WORK TO COMPLETE | Search the entries below. Return every line that has "address" in it.

-- BEGIN INFORMATION PROVIDED --

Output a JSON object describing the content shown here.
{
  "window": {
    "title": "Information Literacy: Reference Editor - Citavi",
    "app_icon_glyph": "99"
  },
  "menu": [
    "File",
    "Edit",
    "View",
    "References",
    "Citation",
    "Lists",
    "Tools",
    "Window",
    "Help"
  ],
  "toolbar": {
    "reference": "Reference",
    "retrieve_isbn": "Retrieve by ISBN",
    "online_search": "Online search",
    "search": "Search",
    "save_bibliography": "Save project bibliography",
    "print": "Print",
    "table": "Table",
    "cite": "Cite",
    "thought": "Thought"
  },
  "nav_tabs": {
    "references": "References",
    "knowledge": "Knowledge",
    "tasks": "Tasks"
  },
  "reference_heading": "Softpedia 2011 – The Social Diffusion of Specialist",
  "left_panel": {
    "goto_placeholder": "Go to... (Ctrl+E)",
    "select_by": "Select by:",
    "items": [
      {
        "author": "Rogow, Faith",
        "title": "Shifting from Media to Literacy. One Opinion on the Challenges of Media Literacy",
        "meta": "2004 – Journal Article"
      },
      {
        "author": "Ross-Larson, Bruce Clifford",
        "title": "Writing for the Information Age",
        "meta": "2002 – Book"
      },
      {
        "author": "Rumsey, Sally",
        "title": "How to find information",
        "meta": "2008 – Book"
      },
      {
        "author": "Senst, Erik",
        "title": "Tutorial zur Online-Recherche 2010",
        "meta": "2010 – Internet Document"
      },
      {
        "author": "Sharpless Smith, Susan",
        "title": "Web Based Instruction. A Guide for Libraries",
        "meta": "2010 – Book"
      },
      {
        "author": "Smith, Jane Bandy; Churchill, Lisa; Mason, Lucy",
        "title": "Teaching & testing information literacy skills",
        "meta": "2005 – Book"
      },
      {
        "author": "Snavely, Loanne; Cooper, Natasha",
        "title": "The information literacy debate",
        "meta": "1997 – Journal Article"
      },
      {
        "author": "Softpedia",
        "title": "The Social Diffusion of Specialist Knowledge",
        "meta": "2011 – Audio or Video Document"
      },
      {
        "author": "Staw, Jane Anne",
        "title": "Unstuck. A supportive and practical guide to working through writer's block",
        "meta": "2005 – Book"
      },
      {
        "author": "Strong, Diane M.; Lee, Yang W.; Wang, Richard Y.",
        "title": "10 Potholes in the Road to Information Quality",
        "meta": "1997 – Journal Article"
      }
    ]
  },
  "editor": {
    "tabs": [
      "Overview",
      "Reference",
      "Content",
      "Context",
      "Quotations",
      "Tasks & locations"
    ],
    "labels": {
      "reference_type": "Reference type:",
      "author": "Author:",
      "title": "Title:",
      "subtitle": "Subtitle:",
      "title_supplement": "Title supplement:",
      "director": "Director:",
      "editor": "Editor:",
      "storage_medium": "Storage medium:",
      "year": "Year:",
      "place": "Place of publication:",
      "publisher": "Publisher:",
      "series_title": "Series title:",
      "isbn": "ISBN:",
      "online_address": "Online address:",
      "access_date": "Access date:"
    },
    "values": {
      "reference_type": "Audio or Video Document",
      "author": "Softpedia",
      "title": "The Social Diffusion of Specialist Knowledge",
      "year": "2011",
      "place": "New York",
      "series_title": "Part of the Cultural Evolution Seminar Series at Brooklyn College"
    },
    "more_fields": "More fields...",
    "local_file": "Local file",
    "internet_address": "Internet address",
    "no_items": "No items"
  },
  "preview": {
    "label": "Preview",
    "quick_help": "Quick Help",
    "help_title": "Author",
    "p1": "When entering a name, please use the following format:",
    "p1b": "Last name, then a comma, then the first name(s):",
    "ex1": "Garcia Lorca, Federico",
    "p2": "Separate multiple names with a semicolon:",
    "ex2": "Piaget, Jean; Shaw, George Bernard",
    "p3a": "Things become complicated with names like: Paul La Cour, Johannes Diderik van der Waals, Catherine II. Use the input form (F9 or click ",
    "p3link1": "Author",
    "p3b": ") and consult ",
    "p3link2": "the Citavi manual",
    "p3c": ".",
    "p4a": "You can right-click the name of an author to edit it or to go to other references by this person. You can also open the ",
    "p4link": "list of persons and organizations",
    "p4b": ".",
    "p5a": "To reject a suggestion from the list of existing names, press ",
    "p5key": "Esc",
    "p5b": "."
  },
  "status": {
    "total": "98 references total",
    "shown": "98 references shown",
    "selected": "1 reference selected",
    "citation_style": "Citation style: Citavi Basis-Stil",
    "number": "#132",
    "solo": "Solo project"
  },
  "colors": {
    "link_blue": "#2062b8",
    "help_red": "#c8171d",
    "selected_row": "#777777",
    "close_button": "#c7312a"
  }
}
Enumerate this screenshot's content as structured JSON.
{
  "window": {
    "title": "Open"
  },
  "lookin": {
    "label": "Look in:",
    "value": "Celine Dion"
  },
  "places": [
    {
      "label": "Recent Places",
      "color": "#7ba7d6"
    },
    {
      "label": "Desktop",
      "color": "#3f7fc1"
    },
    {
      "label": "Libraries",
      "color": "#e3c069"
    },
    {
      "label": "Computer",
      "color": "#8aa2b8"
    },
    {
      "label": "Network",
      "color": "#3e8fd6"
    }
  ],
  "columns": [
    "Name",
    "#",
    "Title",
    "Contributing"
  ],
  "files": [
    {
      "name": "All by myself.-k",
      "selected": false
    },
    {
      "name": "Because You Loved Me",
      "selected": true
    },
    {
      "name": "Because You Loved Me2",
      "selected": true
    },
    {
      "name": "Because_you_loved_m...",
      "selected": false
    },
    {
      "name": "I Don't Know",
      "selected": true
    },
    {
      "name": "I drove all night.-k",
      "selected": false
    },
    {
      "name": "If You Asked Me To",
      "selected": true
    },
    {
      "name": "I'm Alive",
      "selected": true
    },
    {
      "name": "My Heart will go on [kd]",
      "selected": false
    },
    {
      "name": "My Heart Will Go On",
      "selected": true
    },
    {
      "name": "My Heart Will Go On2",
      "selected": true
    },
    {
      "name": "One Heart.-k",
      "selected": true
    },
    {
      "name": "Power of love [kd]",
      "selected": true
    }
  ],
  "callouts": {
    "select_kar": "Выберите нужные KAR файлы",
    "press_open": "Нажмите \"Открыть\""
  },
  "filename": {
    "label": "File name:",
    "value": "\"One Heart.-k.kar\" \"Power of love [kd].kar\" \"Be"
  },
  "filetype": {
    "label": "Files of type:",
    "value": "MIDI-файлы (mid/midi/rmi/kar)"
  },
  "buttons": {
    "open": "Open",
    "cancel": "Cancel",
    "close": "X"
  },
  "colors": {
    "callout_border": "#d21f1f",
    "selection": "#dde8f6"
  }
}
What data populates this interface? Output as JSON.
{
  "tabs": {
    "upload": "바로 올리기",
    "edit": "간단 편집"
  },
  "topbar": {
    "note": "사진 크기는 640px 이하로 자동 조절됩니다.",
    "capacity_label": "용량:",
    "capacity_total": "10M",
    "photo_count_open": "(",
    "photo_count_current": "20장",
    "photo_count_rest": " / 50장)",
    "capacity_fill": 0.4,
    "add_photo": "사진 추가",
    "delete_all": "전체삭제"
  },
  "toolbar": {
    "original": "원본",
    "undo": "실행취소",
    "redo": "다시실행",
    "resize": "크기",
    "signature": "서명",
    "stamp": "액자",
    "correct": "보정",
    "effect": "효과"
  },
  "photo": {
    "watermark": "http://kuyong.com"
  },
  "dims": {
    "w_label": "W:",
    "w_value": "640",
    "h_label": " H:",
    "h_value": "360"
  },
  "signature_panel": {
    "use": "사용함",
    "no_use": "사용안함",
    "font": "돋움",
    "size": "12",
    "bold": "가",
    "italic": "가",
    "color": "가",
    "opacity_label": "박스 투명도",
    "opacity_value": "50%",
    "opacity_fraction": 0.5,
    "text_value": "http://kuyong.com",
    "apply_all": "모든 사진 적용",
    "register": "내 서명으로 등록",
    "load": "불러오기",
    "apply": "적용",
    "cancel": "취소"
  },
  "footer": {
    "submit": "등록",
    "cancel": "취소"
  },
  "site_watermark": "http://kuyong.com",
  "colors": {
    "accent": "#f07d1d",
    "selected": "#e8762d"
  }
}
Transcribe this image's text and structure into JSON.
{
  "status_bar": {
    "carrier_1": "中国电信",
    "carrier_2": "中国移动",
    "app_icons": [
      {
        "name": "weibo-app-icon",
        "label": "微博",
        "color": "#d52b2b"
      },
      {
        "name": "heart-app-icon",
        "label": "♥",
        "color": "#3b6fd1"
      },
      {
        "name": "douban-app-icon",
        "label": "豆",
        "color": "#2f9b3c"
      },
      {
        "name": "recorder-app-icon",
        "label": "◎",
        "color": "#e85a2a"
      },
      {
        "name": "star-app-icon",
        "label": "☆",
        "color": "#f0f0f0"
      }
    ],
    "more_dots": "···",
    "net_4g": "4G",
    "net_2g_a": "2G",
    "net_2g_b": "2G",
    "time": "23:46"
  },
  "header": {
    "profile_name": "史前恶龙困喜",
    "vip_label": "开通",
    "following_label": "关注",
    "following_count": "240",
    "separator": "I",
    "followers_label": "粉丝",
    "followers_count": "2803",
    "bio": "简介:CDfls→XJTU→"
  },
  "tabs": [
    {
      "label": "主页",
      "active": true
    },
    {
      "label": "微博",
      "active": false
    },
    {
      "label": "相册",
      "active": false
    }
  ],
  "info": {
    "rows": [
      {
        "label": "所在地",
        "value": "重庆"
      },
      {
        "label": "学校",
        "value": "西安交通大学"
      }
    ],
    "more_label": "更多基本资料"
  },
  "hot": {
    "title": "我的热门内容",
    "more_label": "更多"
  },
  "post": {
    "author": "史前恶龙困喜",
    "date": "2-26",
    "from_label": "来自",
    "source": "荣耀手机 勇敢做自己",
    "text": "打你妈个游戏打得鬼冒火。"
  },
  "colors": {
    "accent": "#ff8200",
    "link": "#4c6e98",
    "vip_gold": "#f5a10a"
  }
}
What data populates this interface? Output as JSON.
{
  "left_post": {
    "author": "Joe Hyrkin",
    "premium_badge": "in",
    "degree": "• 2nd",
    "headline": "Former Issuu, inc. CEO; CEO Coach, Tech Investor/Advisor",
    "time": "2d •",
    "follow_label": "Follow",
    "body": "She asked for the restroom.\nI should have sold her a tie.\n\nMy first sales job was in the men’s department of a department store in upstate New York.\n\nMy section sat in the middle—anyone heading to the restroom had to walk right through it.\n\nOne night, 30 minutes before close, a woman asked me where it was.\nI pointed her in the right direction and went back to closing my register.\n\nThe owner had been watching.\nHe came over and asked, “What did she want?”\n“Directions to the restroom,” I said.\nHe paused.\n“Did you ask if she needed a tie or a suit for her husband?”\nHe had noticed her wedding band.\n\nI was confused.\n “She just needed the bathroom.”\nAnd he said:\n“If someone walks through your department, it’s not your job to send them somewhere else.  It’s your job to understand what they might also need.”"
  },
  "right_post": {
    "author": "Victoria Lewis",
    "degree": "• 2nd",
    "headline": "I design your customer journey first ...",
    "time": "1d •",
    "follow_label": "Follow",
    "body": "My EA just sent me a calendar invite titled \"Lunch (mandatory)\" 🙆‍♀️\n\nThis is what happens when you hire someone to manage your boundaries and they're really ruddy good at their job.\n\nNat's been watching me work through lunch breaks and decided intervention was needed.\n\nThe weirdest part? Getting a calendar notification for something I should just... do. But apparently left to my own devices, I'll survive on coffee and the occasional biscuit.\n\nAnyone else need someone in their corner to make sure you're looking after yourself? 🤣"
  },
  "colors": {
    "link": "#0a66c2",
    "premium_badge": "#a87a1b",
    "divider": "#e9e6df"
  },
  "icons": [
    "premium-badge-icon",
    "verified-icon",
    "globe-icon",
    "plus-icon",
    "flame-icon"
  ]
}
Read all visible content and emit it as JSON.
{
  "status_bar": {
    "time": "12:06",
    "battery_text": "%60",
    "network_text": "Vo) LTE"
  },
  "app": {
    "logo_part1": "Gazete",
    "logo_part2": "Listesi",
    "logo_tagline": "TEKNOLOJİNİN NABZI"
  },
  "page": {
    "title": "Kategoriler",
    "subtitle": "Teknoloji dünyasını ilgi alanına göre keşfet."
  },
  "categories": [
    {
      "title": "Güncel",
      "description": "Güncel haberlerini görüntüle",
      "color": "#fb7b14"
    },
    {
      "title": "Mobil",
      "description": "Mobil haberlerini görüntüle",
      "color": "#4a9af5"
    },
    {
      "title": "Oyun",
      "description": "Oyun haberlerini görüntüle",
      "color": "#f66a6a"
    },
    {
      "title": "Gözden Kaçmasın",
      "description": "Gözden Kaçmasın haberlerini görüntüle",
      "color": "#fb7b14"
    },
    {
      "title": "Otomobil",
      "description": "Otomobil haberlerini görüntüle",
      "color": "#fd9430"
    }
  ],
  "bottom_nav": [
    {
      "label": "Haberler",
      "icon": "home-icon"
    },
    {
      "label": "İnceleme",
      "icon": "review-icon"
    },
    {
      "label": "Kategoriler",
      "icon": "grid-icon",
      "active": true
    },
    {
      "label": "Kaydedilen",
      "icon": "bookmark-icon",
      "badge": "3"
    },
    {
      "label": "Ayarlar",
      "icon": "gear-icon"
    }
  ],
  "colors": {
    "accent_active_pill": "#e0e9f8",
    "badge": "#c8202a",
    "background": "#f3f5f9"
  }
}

-- END INFORMATION PROVIDED --

WORKED ANSWER |
      "online_address": "Online address:",
    "internet_address": "Internet address",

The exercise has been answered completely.